◆ **INSTRUÇÃO A**: Atualize o trecho da listagem que vai da linha com "address-street: Rafet Karacan" até a linha com "recent-apps-icon[interactable] — [1094, 2436, 1174, 2516]", trocando "Kargo Takip No" por "Código de rastreio" sem mexer em mais nada. Apresente apenas essas linhas.

──────── TRECHO DO TEXTO

Ego & Alma: uma entrevista com o Dr. John Carroll
O Dr. John Carroll, nascido em 1944, é professor emérito da La Trobe University. Graduou-se em matemática, economia e sociologia. Sua obra foca na cultura e no seu papel crucial na busca do ser humano por sentido.
Entrevistador: O senhor está aqui para falar sobre “Ego & Alma”, o seu novo livro.
John Carroll: É uma versão revisada de um livro lançado há dez anos. Há três novos capítulos. E uma boa revisão do restante do material, dado que se passaram dez anos desde então.
O livro contém cinco teses que permeiam o texto por inteiro. Eu mudei uma delas. O livro trata da questão de que nós, seres humanos, somos criaturas que buscam sentido. A não ser que tenhamos um sentimento sólido de que existe um propósito para estarmos aqui a pergunta “o que eu devo fazer com a minha vida?” é simplesmente absurda. Também nos vemos diante da questão, que me parece ser parte da natureza humana, “O que acontecerá comigo quando eu morrer? Será a morte somente decomposição da carne?”
O mais importante para uma vida plena de satisfação está na resposta à questão do sentido. Este livro é sobre como as pessoas de hoje em dia na sua rotina, no seu trabalho, no esporte e nas relações familiares tentam encontrar algum significado mais profundo para as suas vidas. Isto acontece porque, de certo modo, vivemos num mundo pós-religioso.
Não vivemos mais num mundo, exceto por uma minoria, que encontra sentido na doutrina cristã e acredita que Deus nos pôs aqui por algum motivo determinado.

────────────────

◆ **INSTRUÇÃO B**: Extraia da entrevista, sem nenhuma alteração, o trecho que vai de "Ego & Alma: uma" até "seu novo livro.".

──────── DADOS A PROCESSAR

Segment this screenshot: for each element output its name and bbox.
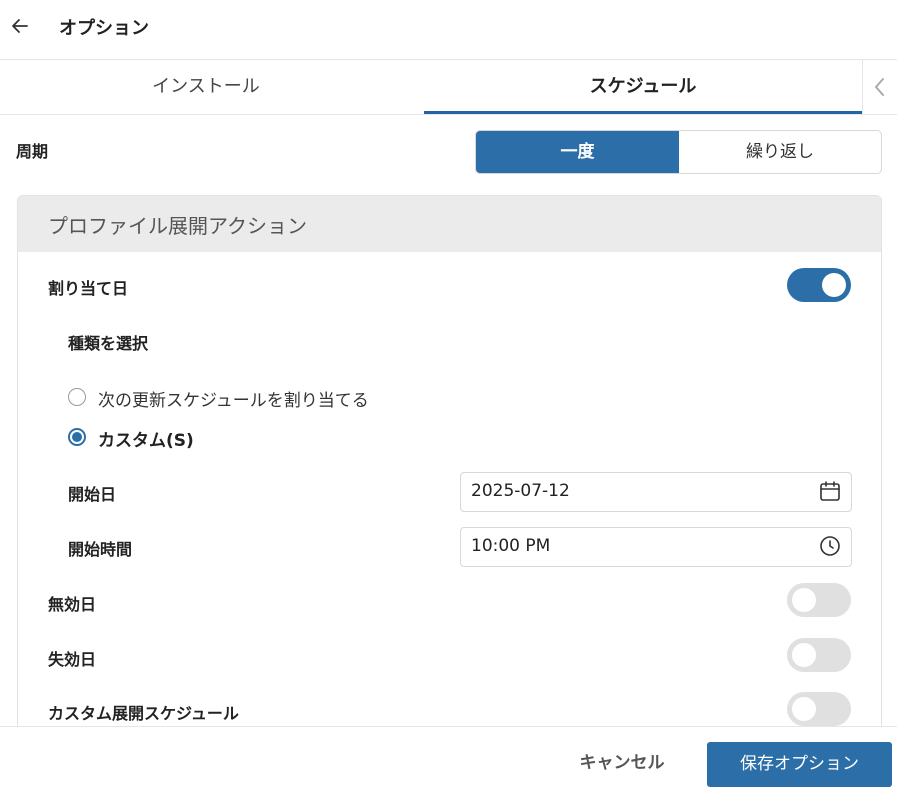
save-options-button[interactable]: 保存オプション bbox=[707, 742, 892, 787]
page-title: オプション bbox=[59, 18, 149, 39]
type-select-label: 種類を選択 bbox=[68, 334, 149, 353]
tab-install[interactable]: インストール bbox=[0, 60, 412, 114]
radio-label: 次の更新スケジュールを割り当てる bbox=[98, 391, 369, 411]
toggle-knob bbox=[792, 697, 816, 721]
footer: キャンセル 保存オプション bbox=[0, 726, 897, 796]
radio-custom[interactable]: カスタム(S) bbox=[68, 426, 228, 451]
radio-button[interactable] bbox=[68, 428, 86, 446]
cycle-repeat-button[interactable]: 繰り返し bbox=[679, 131, 881, 173]
start-time-field[interactable] bbox=[460, 527, 852, 567]
toggle-knob bbox=[792, 643, 816, 667]
custom-schedule-toggle[interactable] bbox=[787, 692, 851, 726]
radio-next-update-schedule[interactable]: 次の更新スケジュールを割り当てる bbox=[68, 386, 398, 411]
top-bar: オプション bbox=[0, 0, 897, 60]
cycle-segmented-control: 一度 繰り返し bbox=[475, 130, 882, 174]
toggle-knob bbox=[792, 588, 816, 612]
cancel-button[interactable]: キャンセル bbox=[566, 743, 678, 783]
expiry-date-label: 失効日 bbox=[48, 650, 97, 669]
cycle-once-button[interactable]: 一度 bbox=[476, 131, 679, 173]
tab-schedule-label: スケジュール bbox=[589, 76, 697, 97]
tab-bar: インストール スケジュール bbox=[0, 60, 897, 115]
invalid-date-toggle[interactable] bbox=[787, 583, 851, 617]
active-tab-indicator bbox=[424, 111, 862, 114]
cycle-label: 周期 bbox=[16, 142, 49, 161]
panel-header: プロファイル展開アクション bbox=[18, 196, 881, 252]
tab-schedule[interactable]: スケジュール bbox=[424, 60, 862, 114]
radio-label: カスタム(S) bbox=[98, 431, 194, 451]
start-date-input[interactable] bbox=[471, 473, 801, 509]
clock-icon[interactable] bbox=[819, 535, 841, 557]
arrow-left-icon[interactable] bbox=[8, 14, 32, 38]
calendar-icon[interactable] bbox=[819, 480, 841, 502]
expiry-date-toggle[interactable] bbox=[787, 638, 851, 672]
invalid-date-label: 無効日 bbox=[48, 595, 97, 614]
start-time-input[interactable] bbox=[471, 528, 801, 564]
assign-date-label: 割り当て日 bbox=[48, 279, 129, 298]
radio-button[interactable] bbox=[68, 388, 86, 406]
panel-title: プロファイル展開アクション bbox=[48, 214, 307, 238]
chevron-left-icon[interactable] bbox=[862, 60, 897, 114]
start-date-label: 開始日 bbox=[68, 485, 117, 504]
start-date-field[interactable] bbox=[460, 472, 852, 512]
start-time-label: 開始時間 bbox=[68, 540, 133, 559]
profile-deploy-action-panel: プロファイル展開アクション 割り当て日 種類を選択 次の更新スケジュールを割り当… bbox=[17, 195, 882, 757]
assign-date-toggle[interactable] bbox=[787, 268, 851, 302]
toggle-knob bbox=[822, 273, 846, 297]
custom-schedule-label: カスタム展開スケジュール bbox=[48, 704, 239, 723]
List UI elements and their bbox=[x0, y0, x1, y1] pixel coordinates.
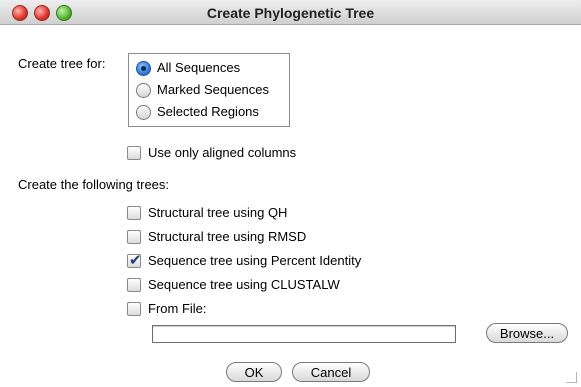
use-aligned-label[interactable]: Use only aligned columns bbox=[148, 145, 296, 160]
use-aligned-checkbox[interactable] bbox=[127, 146, 141, 160]
tree-for-radio-group: All Sequences Marked Sequences Selected … bbox=[128, 53, 290, 127]
tree-from-file-checkbox[interactable] bbox=[127, 302, 141, 316]
tree-percent-identity-checkbox[interactable]: ✔ bbox=[127, 252, 142, 269]
dialog-content: Create tree for: All Sequences Marked Se… bbox=[0, 25, 581, 387]
radio-selected-regions-label[interactable]: Selected Regions bbox=[157, 104, 259, 119]
tree-rmsd-checkbox[interactable] bbox=[127, 230, 141, 244]
tree-clustalw-checkbox[interactable] bbox=[127, 278, 141, 292]
tree-from-file-label[interactable]: From File: bbox=[148, 301, 207, 316]
window-title: Create Phylogenetic Tree bbox=[206, 5, 375, 21]
trees-heading: Create the following trees: bbox=[18, 177, 170, 192]
radio-marked-sequences-label[interactable]: Marked Sequences bbox=[157, 82, 269, 97]
radio-all-sequences[interactable] bbox=[136, 61, 151, 76]
tree-qh-checkbox[interactable] bbox=[127, 206, 141, 220]
radio-marked-sequences[interactable] bbox=[136, 83, 151, 98]
create-tree-for-label: Create tree for: bbox=[18, 56, 106, 71]
radio-all-sequences-label[interactable]: All Sequences bbox=[157, 60, 240, 75]
radio-selected-regions[interactable] bbox=[136, 105, 151, 120]
tree-percent-identity-label[interactable]: Sequence tree using Percent Identity bbox=[148, 253, 361, 268]
title-bar: Create Phylogenetic Tree bbox=[0, 0, 581, 25]
file-path-input[interactable] bbox=[152, 325, 456, 343]
checkmark-icon: ✔ bbox=[129, 252, 142, 269]
dialog-window: Create Phylogenetic Tree Create tree for… bbox=[0, 0, 581, 387]
tree-clustalw-label[interactable]: Sequence tree using CLUSTALW bbox=[148, 277, 340, 292]
cancel-button[interactable]: Cancel bbox=[292, 362, 370, 382]
tree-qh-label[interactable]: Structural tree using QH bbox=[148, 205, 287, 220]
resize-grip-icon[interactable] bbox=[566, 372, 577, 383]
browse-button[interactable]: Browse... bbox=[486, 323, 568, 343]
tree-rmsd-label[interactable]: Structural tree using RMSD bbox=[148, 229, 306, 244]
ok-button[interactable]: OK bbox=[226, 362, 282, 382]
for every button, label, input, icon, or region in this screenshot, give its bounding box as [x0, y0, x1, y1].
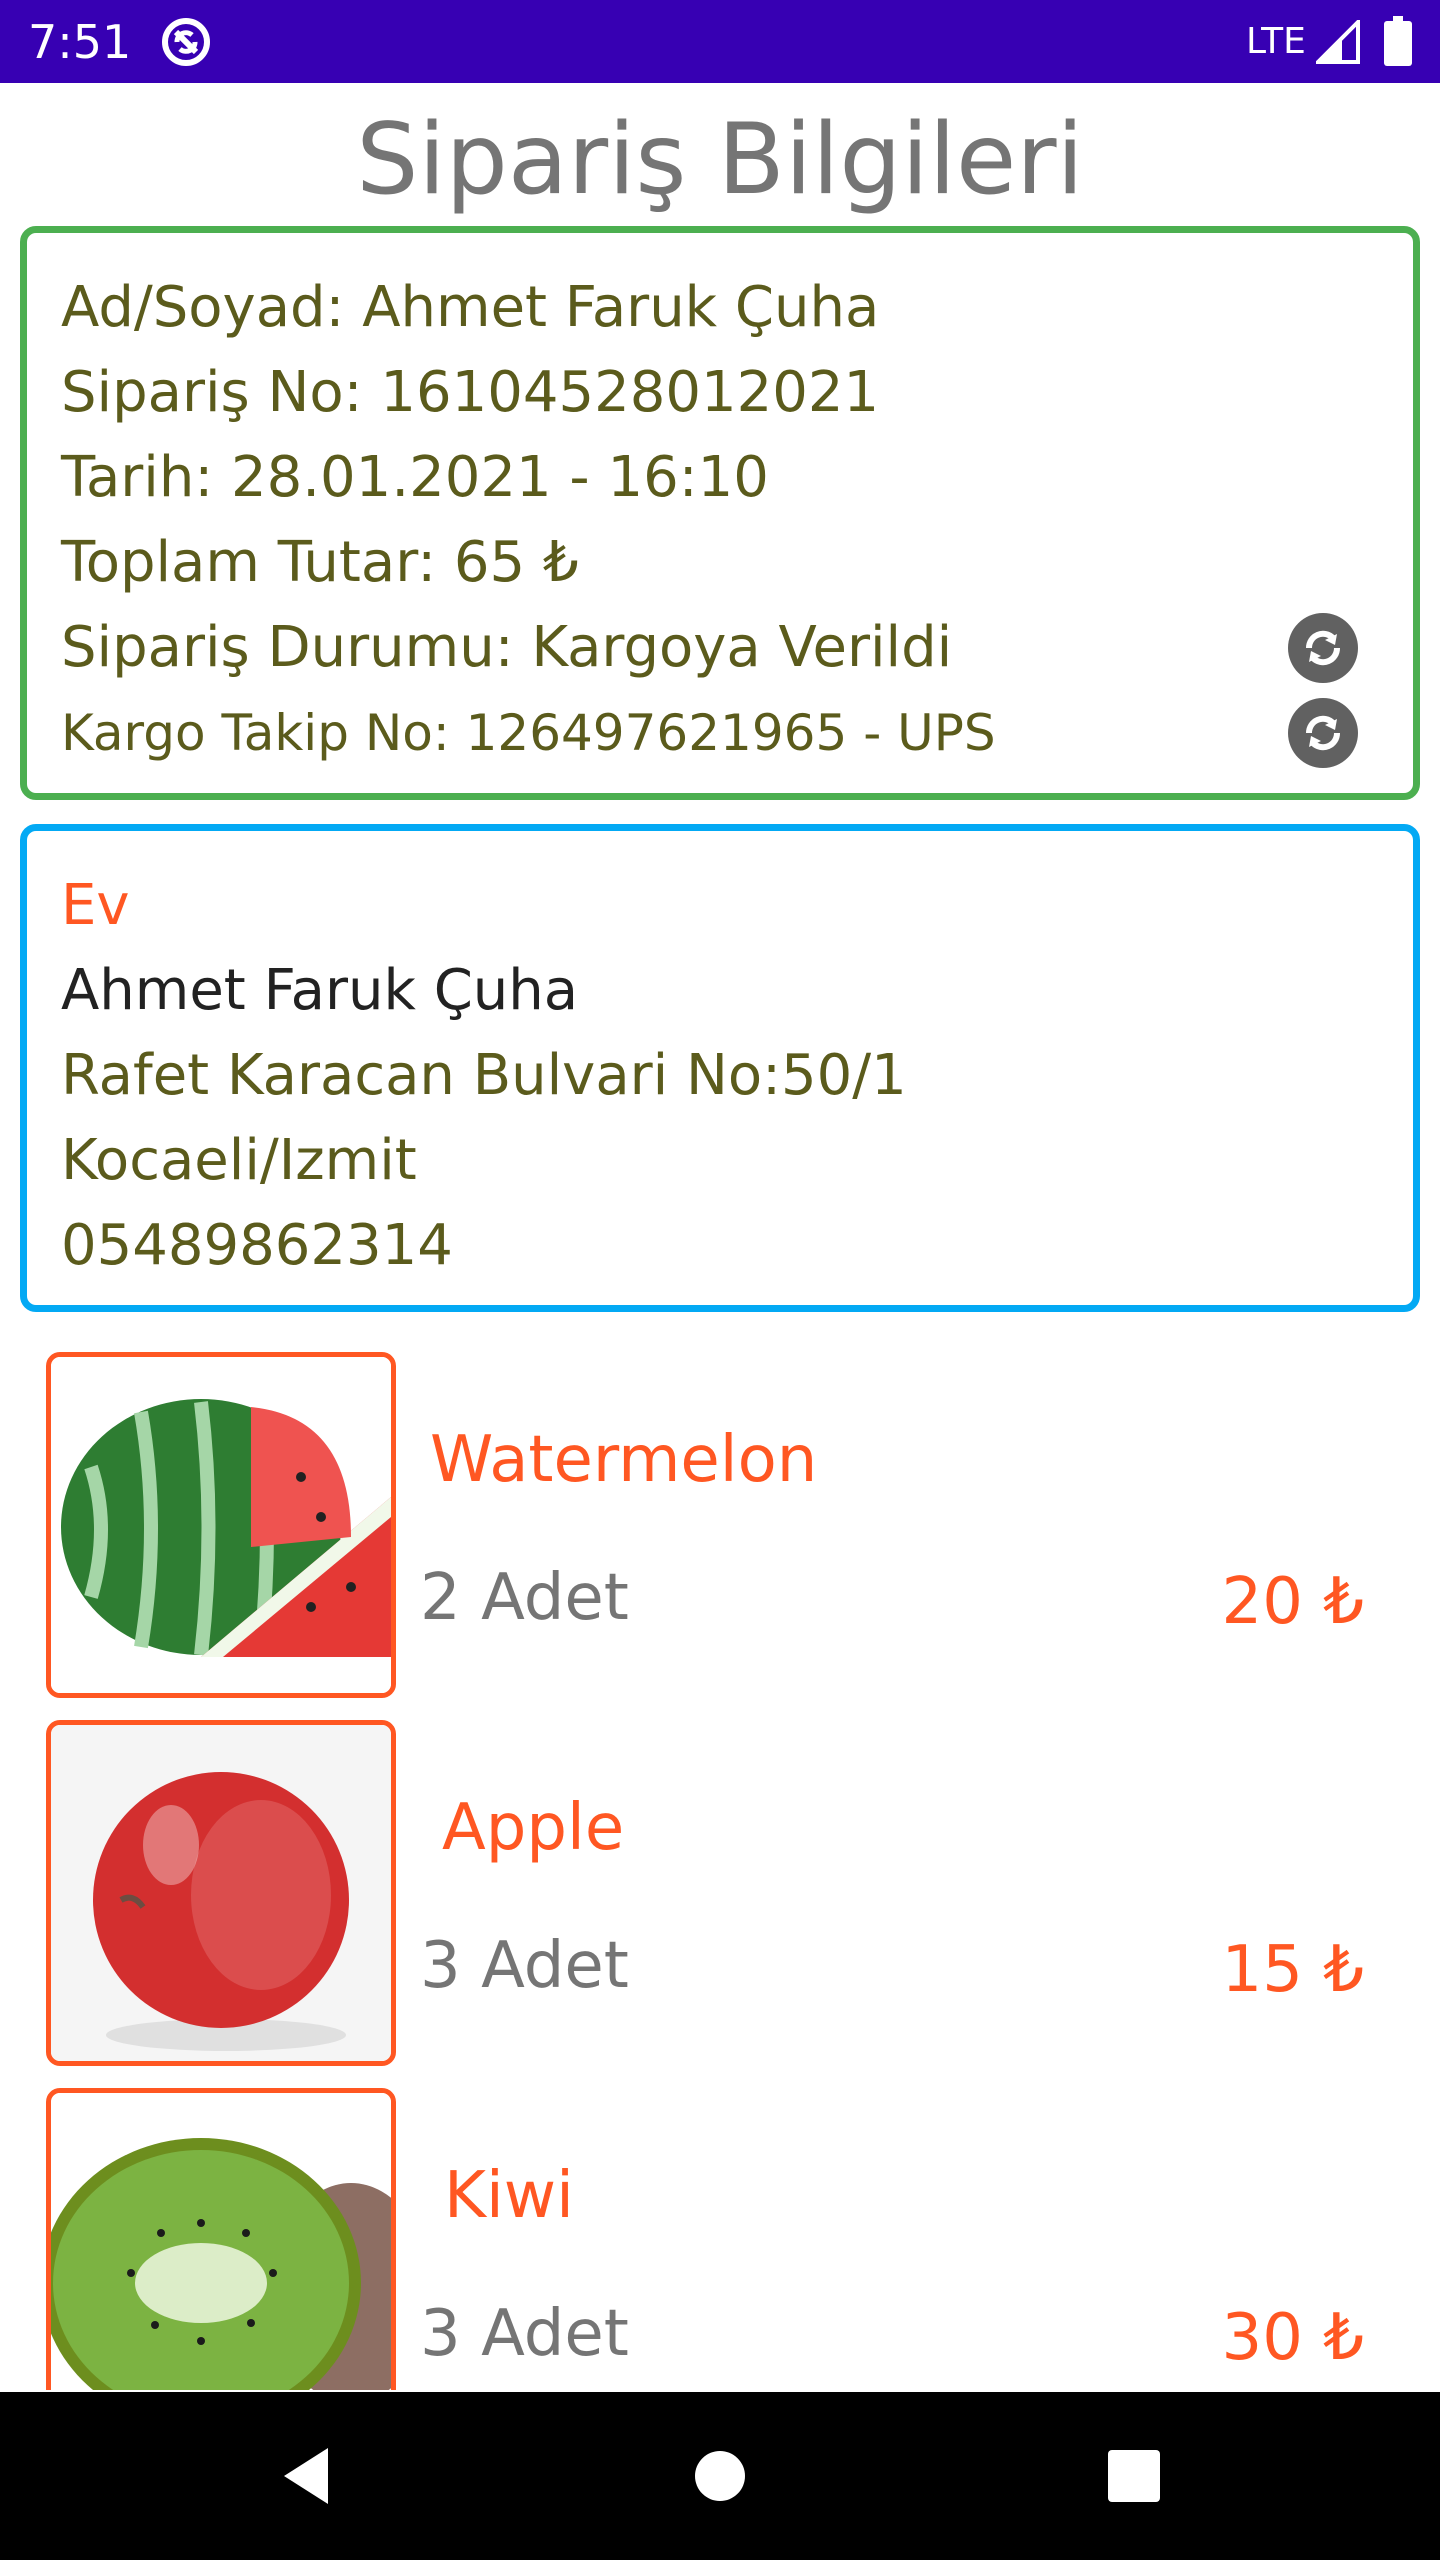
address-street: Rafet Karacan Bulvari No:50/1 — [61, 1043, 907, 1108]
order-number: Sipariş No: 16104528012021 — [61, 360, 880, 425]
product-quantity: 3 Adet — [420, 2297, 629, 2371]
status-bar: 7:51 LTE — [0, 0, 1440, 83]
home-icon[interactable] — [680, 2436, 760, 2516]
tracking-number: Kargo Takip No: 126497621965 - UPS — [61, 704, 996, 762]
product-price: 30 ₺ — [1221, 2301, 1365, 2375]
customer-name: Ad/Soyad: Ahmet Faruk Çuha — [61, 275, 880, 340]
recent-apps-icon[interactable] — [1094, 2436, 1174, 2516]
watermelon-image — [46, 1352, 396, 1698]
refresh-icon[interactable] — [1287, 697, 1359, 769]
product-name: Apple — [442, 1791, 625, 1865]
refresh-icon[interactable] — [1287, 612, 1359, 684]
product-quantity: 2 Adet — [420, 1561, 629, 1635]
order-date: Tarih: 28.01.2021 - 16:10 — [61, 445, 769, 510]
phone-number: 05489862314 — [61, 1213, 453, 1278]
order-total: Toplam Tutar: 65 ₺ — [61, 530, 579, 595]
product-list[interactable]: Watermelon 2 Adet 20 ₺ Apple 3 Adet 15 ₺ — [0, 1330, 1440, 2390]
apple-image — [46, 1720, 396, 2066]
order-status: Sipariş Durumu: Kargoya Verildi — [61, 615, 953, 680]
product-price: 15 ₺ — [1221, 1933, 1365, 2007]
order-info-card: Ad/Soyad: Ahmet Faruk Çuha Sipariş No: 1… — [20, 226, 1420, 800]
kiwi-image — [46, 2088, 396, 2390]
address-card: Ev Ahmet Faruk Çuha Rafet Karacan Bulvar… — [20, 824, 1420, 1312]
list-item[interactable]: Apple 3 Adet 15 ₺ — [0, 1698, 1440, 2066]
list-item[interactable]: Watermelon 2 Adet 20 ₺ — [0, 1330, 1440, 1698]
product-name: Watermelon — [430, 1423, 818, 1497]
navigation-bar — [0, 2392, 1440, 2560]
product-name: Kiwi — [444, 2159, 574, 2233]
signal-icon — [1316, 20, 1360, 64]
address-label: Ev — [61, 873, 130, 938]
sync-circle-icon — [162, 18, 210, 66]
back-icon[interactable] — [270, 2436, 350, 2516]
network-type: LTE — [1246, 21, 1306, 62]
status-time: 7:51 — [28, 15, 132, 69]
product-price: 20 ₺ — [1221, 1565, 1365, 1639]
product-quantity: 3 Adet — [420, 1929, 629, 2003]
address-city: Kocaeli/Izmit — [61, 1128, 417, 1193]
recipient-name: Ahmet Faruk Çuha — [61, 958, 579, 1023]
page-title: Sipariş Bilgileri — [356, 103, 1084, 217]
list-item[interactable]: Kiwi 3 Adet 30 ₺ — [0, 2066, 1440, 2390]
battery-icon — [1384, 16, 1412, 66]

────────────────

◆ **RESULTADO DO EXERCÍCIO A**:
address-street: Rafet Karacan Bulvari No:50/1 — [61, 1043, 907, 1108]
order-number: Sipariş No: 16104528012021 — [61, 360, 880, 425]
product-quantity: 3 Adet — [420, 2297, 629, 2371]
status-bar: 7:51 LTE — [0, 0, 1440, 83]
home-icon[interactable] — [680, 2436, 760, 2516]
tracking-number: Código de rastreio: 126497621965 - UPS — [61, 704, 996, 762]
product-price: 30 ₺ — [1221, 2301, 1365, 2375]
customer-name: Ad/Soyad: Ahmet Faruk Çuha — [61, 275, 880, 340]
recent-apps-icon[interactable] — [1094, 2436, 1174, 2516]

◆ **RESULTADO DO EXERCÍCIO B**:
Ego & Alma: uma entrevista com o Dr. John Carroll
O Dr. John Carroll, nascido em 1944, é professor emérito da La Trobe University. Graduou-se em matemática, economia e sociologia. Sua obra foca na cultura e no seu papel crucial na busca do ser humano por sentido.
Entrevistador: O senhor está aqui para falar sobre “Ego & Alma”, o seu novo livro.